- _Stated goal_
Where a line of the listing below includes the word "JSON", reproduce that line.

- _Data supplied_
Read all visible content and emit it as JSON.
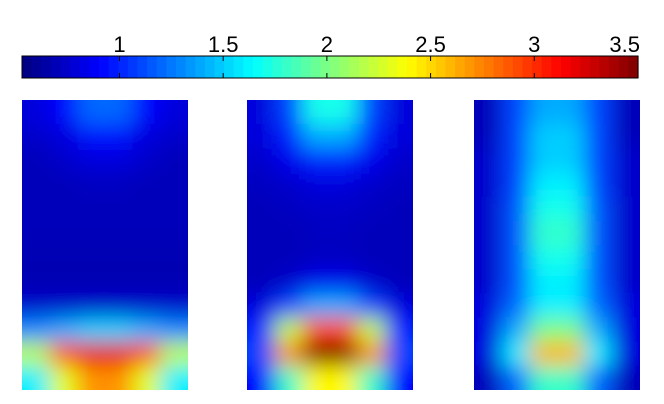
{
  "chart_data": {
    "type": "heatmap",
    "zlim": [
      0.53,
      3.5
    ],
    "zticks": [
      1,
      1.5,
      2,
      2.5,
      3,
      3.5
    ],
    "colormap": "jet",
    "panels": [
      {
        "values": [
          [
            0.8,
            0.9,
            1.2,
            1.2,
            0.9,
            0.8
          ],
          [
            0.75,
            0.8,
            0.95,
            0.95,
            0.8,
            0.75
          ],
          [
            0.7,
            0.75,
            0.8,
            0.8,
            0.75,
            0.7
          ],
          [
            0.7,
            0.7,
            0.72,
            0.72,
            0.7,
            0.7
          ],
          [
            0.7,
            0.7,
            0.7,
            0.7,
            0.7,
            0.7
          ],
          [
            0.7,
            0.7,
            0.7,
            0.7,
            0.7,
            0.7
          ],
          [
            0.68,
            0.68,
            0.68,
            0.68,
            0.68,
            0.68
          ],
          [
            0.68,
            0.68,
            0.68,
            0.68,
            0.68,
            0.68
          ],
          [
            0.75,
            0.75,
            0.75,
            0.75,
            0.75,
            0.75
          ],
          [
            1.3,
            1.4,
            1.5,
            1.5,
            1.4,
            1.3
          ],
          [
            2.2,
            2.9,
            3.2,
            3.2,
            2.9,
            2.2
          ],
          [
            1.6,
            2.3,
            2.7,
            2.7,
            2.3,
            1.6
          ]
        ]
      },
      {
        "values": [
          [
            0.8,
            1.1,
            1.7,
            1.7,
            1.1,
            0.8
          ],
          [
            0.8,
            1.0,
            1.4,
            1.4,
            1.0,
            0.8
          ],
          [
            0.75,
            0.85,
            1.0,
            1.0,
            0.85,
            0.75
          ],
          [
            0.72,
            0.75,
            0.8,
            0.8,
            0.75,
            0.72
          ],
          [
            0.7,
            0.72,
            0.74,
            0.74,
            0.72,
            0.7
          ],
          [
            0.7,
            0.7,
            0.72,
            0.72,
            0.7,
            0.7
          ],
          [
            0.7,
            0.7,
            0.72,
            0.72,
            0.7,
            0.7
          ],
          [
            0.7,
            0.75,
            0.85,
            0.85,
            0.75,
            0.7
          ],
          [
            0.8,
            1.1,
            1.4,
            1.4,
            1.1,
            0.8
          ],
          [
            1.0,
            2.2,
            2.9,
            2.9,
            2.2,
            1.0
          ],
          [
            1.1,
            2.7,
            3.5,
            3.5,
            2.7,
            1.1
          ],
          [
            0.9,
            1.8,
            2.4,
            2.4,
            1.8,
            0.9
          ]
        ]
      },
      {
        "values": [
          [
            0.7,
            1.1,
            1.4,
            1.4,
            1.1,
            0.7
          ],
          [
            0.7,
            1.1,
            1.5,
            1.5,
            1.1,
            0.7
          ],
          [
            0.75,
            1.1,
            1.5,
            1.5,
            1.1,
            0.75
          ],
          [
            0.75,
            1.1,
            1.6,
            1.6,
            1.1,
            0.75
          ],
          [
            0.75,
            1.15,
            1.7,
            1.7,
            1.15,
            0.75
          ],
          [
            0.75,
            1.15,
            1.8,
            1.8,
            1.15,
            0.75
          ],
          [
            0.75,
            1.15,
            1.7,
            1.7,
            1.15,
            0.75
          ],
          [
            0.75,
            1.15,
            1.6,
            1.6,
            1.15,
            0.75
          ],
          [
            0.8,
            1.2,
            1.6,
            1.6,
            1.2,
            0.8
          ],
          [
            0.8,
            1.4,
            2.0,
            2.0,
            1.4,
            0.8
          ],
          [
            0.8,
            1.6,
            2.6,
            2.6,
            1.6,
            0.8
          ],
          [
            0.7,
            1.2,
            1.8,
            1.8,
            1.2,
            0.7
          ]
        ]
      }
    ]
  }
}
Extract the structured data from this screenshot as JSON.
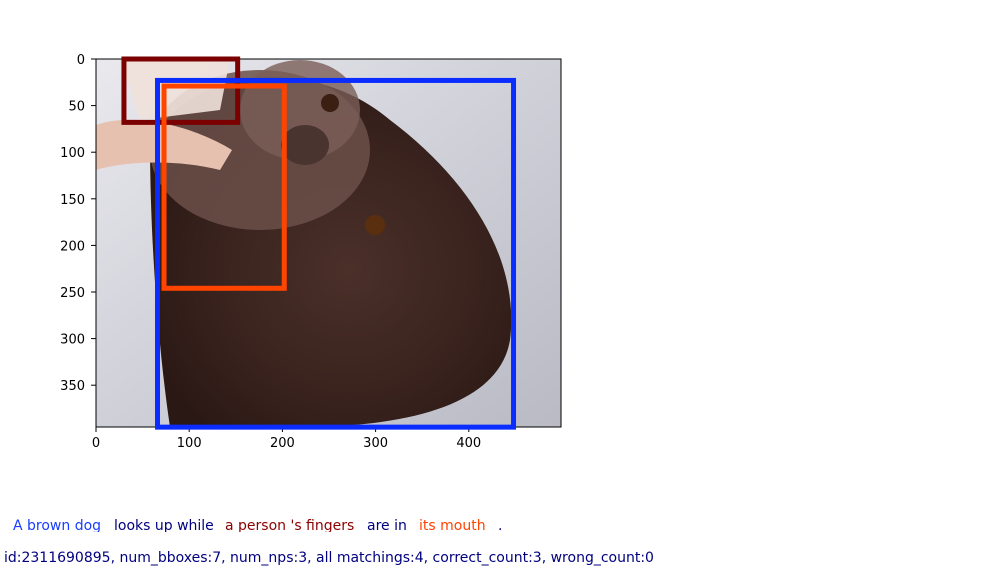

- _Response_
Read all visible content and emit it as JSON.
Extract the structured data from this screenshot as JSON.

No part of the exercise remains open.